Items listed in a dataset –
_ _ _ _ _ _ _
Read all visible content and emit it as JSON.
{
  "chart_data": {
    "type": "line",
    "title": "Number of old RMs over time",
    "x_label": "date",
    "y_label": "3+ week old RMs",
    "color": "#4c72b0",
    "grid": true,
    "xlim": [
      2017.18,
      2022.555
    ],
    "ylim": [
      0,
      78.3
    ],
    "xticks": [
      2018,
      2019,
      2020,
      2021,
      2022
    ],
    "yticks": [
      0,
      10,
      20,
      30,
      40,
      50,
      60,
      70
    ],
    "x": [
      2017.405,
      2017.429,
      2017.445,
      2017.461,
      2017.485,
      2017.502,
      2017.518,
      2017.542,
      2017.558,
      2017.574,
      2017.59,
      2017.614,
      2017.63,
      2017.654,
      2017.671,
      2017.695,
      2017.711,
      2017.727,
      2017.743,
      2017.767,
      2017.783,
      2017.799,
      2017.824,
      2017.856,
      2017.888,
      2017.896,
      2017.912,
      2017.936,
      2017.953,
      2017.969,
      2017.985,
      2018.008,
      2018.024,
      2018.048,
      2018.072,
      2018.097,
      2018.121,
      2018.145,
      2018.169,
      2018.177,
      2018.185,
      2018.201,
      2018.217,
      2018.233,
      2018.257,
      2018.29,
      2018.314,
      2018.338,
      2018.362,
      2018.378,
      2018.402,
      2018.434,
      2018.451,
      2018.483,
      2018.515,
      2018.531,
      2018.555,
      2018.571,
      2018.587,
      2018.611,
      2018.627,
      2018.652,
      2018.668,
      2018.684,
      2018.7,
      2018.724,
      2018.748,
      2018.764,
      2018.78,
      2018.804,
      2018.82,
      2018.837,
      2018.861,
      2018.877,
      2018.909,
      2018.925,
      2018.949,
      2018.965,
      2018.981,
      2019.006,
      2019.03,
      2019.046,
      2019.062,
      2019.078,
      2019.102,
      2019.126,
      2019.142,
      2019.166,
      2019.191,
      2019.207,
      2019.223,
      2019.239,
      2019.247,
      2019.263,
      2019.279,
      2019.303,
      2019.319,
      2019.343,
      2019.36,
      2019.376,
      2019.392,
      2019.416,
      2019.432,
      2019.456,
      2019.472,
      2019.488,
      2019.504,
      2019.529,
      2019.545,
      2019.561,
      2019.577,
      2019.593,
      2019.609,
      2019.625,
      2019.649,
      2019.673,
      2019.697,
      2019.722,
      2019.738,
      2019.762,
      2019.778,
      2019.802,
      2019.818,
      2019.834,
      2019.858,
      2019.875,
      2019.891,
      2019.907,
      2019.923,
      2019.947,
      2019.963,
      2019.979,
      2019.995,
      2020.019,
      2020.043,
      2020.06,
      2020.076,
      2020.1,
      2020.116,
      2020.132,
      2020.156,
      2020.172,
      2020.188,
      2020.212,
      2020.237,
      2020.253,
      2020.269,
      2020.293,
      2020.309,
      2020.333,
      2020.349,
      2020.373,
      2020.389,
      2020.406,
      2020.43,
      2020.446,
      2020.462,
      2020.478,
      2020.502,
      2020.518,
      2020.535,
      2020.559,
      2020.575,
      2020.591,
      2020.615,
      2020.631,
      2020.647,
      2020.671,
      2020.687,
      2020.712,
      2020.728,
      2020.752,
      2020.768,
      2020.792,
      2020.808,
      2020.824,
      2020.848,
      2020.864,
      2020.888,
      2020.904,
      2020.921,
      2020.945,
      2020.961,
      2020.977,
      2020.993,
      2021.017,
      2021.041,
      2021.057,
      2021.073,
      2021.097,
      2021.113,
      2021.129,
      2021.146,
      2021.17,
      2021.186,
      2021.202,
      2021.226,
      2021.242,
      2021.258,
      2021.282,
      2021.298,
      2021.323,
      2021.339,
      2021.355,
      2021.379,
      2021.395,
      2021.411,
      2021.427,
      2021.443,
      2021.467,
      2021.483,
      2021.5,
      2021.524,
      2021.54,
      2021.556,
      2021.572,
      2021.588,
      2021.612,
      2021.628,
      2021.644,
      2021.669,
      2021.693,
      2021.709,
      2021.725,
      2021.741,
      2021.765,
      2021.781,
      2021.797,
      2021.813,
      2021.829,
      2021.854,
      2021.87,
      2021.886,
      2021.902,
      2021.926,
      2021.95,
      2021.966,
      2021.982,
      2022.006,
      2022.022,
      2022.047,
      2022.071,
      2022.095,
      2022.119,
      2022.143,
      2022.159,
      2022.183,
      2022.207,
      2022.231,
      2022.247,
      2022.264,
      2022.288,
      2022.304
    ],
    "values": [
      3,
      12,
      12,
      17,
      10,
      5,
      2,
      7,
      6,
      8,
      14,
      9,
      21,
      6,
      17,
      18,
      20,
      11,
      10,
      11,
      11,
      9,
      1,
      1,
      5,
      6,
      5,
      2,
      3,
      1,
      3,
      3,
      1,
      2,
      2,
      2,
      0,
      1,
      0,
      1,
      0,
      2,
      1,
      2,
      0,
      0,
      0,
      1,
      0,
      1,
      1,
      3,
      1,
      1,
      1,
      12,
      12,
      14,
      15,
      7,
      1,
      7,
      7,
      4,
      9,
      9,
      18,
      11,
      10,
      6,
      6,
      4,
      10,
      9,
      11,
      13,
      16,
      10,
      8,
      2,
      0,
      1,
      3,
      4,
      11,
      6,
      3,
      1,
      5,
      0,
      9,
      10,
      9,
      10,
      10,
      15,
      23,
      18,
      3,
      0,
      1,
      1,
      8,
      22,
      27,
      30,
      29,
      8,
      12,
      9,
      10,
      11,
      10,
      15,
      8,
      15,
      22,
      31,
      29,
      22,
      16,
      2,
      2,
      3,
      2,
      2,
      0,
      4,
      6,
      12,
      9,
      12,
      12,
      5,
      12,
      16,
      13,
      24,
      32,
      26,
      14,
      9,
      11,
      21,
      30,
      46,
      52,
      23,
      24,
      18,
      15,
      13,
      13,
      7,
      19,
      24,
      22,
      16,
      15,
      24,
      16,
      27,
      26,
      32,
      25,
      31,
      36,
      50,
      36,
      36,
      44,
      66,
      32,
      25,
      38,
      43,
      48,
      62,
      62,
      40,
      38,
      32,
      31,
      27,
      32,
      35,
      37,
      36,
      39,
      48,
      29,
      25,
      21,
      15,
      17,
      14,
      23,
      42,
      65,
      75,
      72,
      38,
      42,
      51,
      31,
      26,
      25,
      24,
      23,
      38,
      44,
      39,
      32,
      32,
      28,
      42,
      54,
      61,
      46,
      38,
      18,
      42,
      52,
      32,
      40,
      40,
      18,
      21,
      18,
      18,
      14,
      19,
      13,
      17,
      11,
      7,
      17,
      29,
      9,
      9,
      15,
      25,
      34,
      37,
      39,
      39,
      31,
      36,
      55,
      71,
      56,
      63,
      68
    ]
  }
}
_ _ _ _ _ _ _
Exercise aim – Repeat the material above exactly.

Result for this task –
Read all visible content and emit it as JSON.
{
  "chart_data": {
    "type": "line",
    "title": "Number of old RMs over time",
    "x_label": "date",
    "y_label": "3+ week old RMs",
    "color": "#4c72b0",
    "grid": true,
    "xlim": [
      2017.18,
      2022.555
    ],
    "ylim": [
      0,
      78.3
    ],
    "xticks": [
      2018,
      2019,
      2020,
      2021,
      2022
    ],
    "yticks": [
      0,
      10,
      20,
      30,
      40,
      50,
      60,
      70
    ],
    "x": [
      2017.405,
      2017.429,
      2017.445,
      2017.461,
      2017.485,
      2017.502,
      2017.518,
      2017.542,
      2017.558,
      2017.574,
      2017.59,
      2017.614,
      2017.63,
      2017.654,
      2017.671,
      2017.695,
      2017.711,
      2017.727,
      2017.743,
      2017.767,
      2017.783,
      2017.799,
      2017.824,
      2017.856,
      2017.888,
      2017.896,
      2017.912,
      2017.936,
      2017.953,
      2017.969,
      2017.985,
      2018.008,
      2018.024,
      2018.048,
      2018.072,
      2018.097,
      2018.121,
      2018.145,
      2018.169,
      2018.177,
      2018.185,
      2018.201,
      2018.217,
      2018.233,
      2018.257,
      2018.29,
      2018.314,
      2018.338,
      2018.362,
      2018.378,
      2018.402,
      2018.434,
      2018.451,
      2018.483,
      2018.515,
      2018.531,
      2018.555,
      2018.571,
      2018.587,
      2018.611,
      2018.627,
      2018.652,
      2018.668,
      2018.684,
      2018.7,
      2018.724,
      2018.748,
      2018.764,
      2018.78,
      2018.804,
      2018.82,
      2018.837,
      2018.861,
      2018.877,
      2018.909,
      2018.925,
      2018.949,
      2018.965,
      2018.981,
      2019.006,
      2019.03,
      2019.046,
      2019.062,
      2019.078,
      2019.102,
      2019.126,
      2019.142,
      2019.166,
      2019.191,
      2019.207,
      2019.223,
      2019.239,
      2019.247,
      2019.263,
      2019.279,
      2019.303,
      2019.319,
      2019.343,
      2019.36,
      2019.376,
      2019.392,
      2019.416,
      2019.432,
      2019.456,
      2019.472,
      2019.488,
      2019.504,
      2019.529,
      2019.545,
      2019.561,
      2019.577,
      2019.593,
      2019.609,
      2019.625,
      2019.649,
      2019.673,
      2019.697,
      2019.722,
      2019.738,
      2019.762,
      2019.778,
      2019.802,
      2019.818,
      2019.834,
      2019.858,
      2019.875,
      2019.891,
      2019.907,
      2019.923,
      2019.947,
      2019.963,
      2019.979,
      2019.995,
      2020.019,
      2020.043,
      2020.06,
      2020.076,
      2020.1,
      2020.116,
      2020.132,
      2020.156,
      2020.172,
      2020.188,
      2020.212,
      2020.237,
      2020.253,
      2020.269,
      2020.293,
      2020.309,
      2020.333,
      2020.349,
      2020.373,
      2020.389,
      2020.406,
      2020.43,
      2020.446,
      2020.462,
      2020.478,
      2020.502,
      2020.518,
      2020.535,
      2020.559,
      2020.575,
      2020.591,
      2020.615,
      2020.631,
      2020.647,
      2020.671,
      2020.687,
      2020.712,
      2020.728,
      2020.752,
      2020.768,
      2020.792,
      2020.808,
      2020.824,
      2020.848,
      2020.864,
      2020.888,
      2020.904,
      2020.921,
      2020.945,
      2020.961,
      2020.977,
      2020.993,
      2021.017,
      2021.041,
      2021.057,
      2021.073,
      2021.097,
      2021.113,
      2021.129,
      2021.146,
      2021.17,
      2021.186,
      2021.202,
      2021.226,
      2021.242,
      2021.258,
      2021.282,
      2021.298,
      2021.323,
      2021.339,
      2021.355,
      2021.379,
      2021.395,
      2021.411,
      2021.427,
      2021.443,
      2021.467,
      2021.483,
      2021.5,
      2021.524,
      2021.54,
      2021.556,
      2021.572,
      2021.588,
      2021.612,
      2021.628,
      2021.644,
      2021.669,
      2021.693,
      2021.709,
      2021.725,
      2021.741,
      2021.765,
      2021.781,
      2021.797,
      2021.813,
      2021.829,
      2021.854,
      2021.87,
      2021.886,
      2021.902,
      2021.926,
      2021.95,
      2021.966,
      2021.982,
      2022.006,
      2022.022,
      2022.047,
      2022.071,
      2022.095,
      2022.119,
      2022.143,
      2022.159,
      2022.183,
      2022.207,
      2022.231,
      2022.247,
      2022.264,
      2022.288,
      2022.304
    ],
    "values": [
      3,
      12,
      12,
      17,
      10,
      5,
      2,
      7,
      6,
      8,
      14,
      9,
      21,
      6,
      17,
      18,
      20,
      11,
      10,
      11,
      11,
      9,
      1,
      1,
      5,
      6,
      5,
      2,
      3,
      1,
      3,
      3,
      1,
      2,
      2,
      2,
      0,
      1,
      0,
      1,
      0,
      2,
      1,
      2,
      0,
      0,
      0,
      1,
      0,
      1,
      1,
      3,
      1,
      1,
      1,
      12,
      12,
      14,
      15,
      7,
      1,
      7,
      7,
      4,
      9,
      9,
      18,
      11,
      10,
      6,
      6,
      4,
      10,
      9,
      11,
      13,
      16,
      10,
      8,
      2,
      0,
      1,
      3,
      4,
      11,
      6,
      3,
      1,
      5,
      0,
      9,
      10,
      9,
      10,
      10,
      15,
      23,
      18,
      3,
      0,
      1,
      1,
      8,
      22,
      27,
      30,
      29,
      8,
      12,
      9,
      10,
      11,
      10,
      15,
      8,
      15,
      22,
      31,
      29,
      22,
      16,
      2,
      2,
      3,
      2,
      2,
      0,
      4,
      6,
      12,
      9,
      12,
      12,
      5,
      12,
      16,
      13,
      24,
      32,
      26,
      14,
      9,
      11,
      21,
      30,
      46,
      52,
      23,
      24,
      18,
      15,
      13,
      13,
      7,
      19,
      24,
      22,
      16,
      15,
      24,
      16,
      27,
      26,
      32,
      25,
      31,
      36,
      50,
      36,
      36,
      44,
      66,
      32,
      25,
      38,
      43,
      48,
      62,
      62,
      40,
      38,
      32,
      31,
      27,
      32,
      35,
      37,
      36,
      39,
      48,
      29,
      25,
      21,
      15,
      17,
      14,
      23,
      42,
      65,
      75,
      72,
      38,
      42,
      51,
      31,
      26,
      25,
      24,
      23,
      38,
      44,
      39,
      32,
      32,
      28,
      42,
      54,
      61,
      46,
      38,
      18,
      42,
      52,
      32,
      40,
      40,
      18,
      21,
      18,
      18,
      14,
      19,
      13,
      17,
      11,
      7,
      17,
      29,
      9,
      9,
      15,
      25,
      34,
      37,
      39,
      39,
      31,
      36,
      55,
      71,
      56,
      63,
      68
    ]
  }
}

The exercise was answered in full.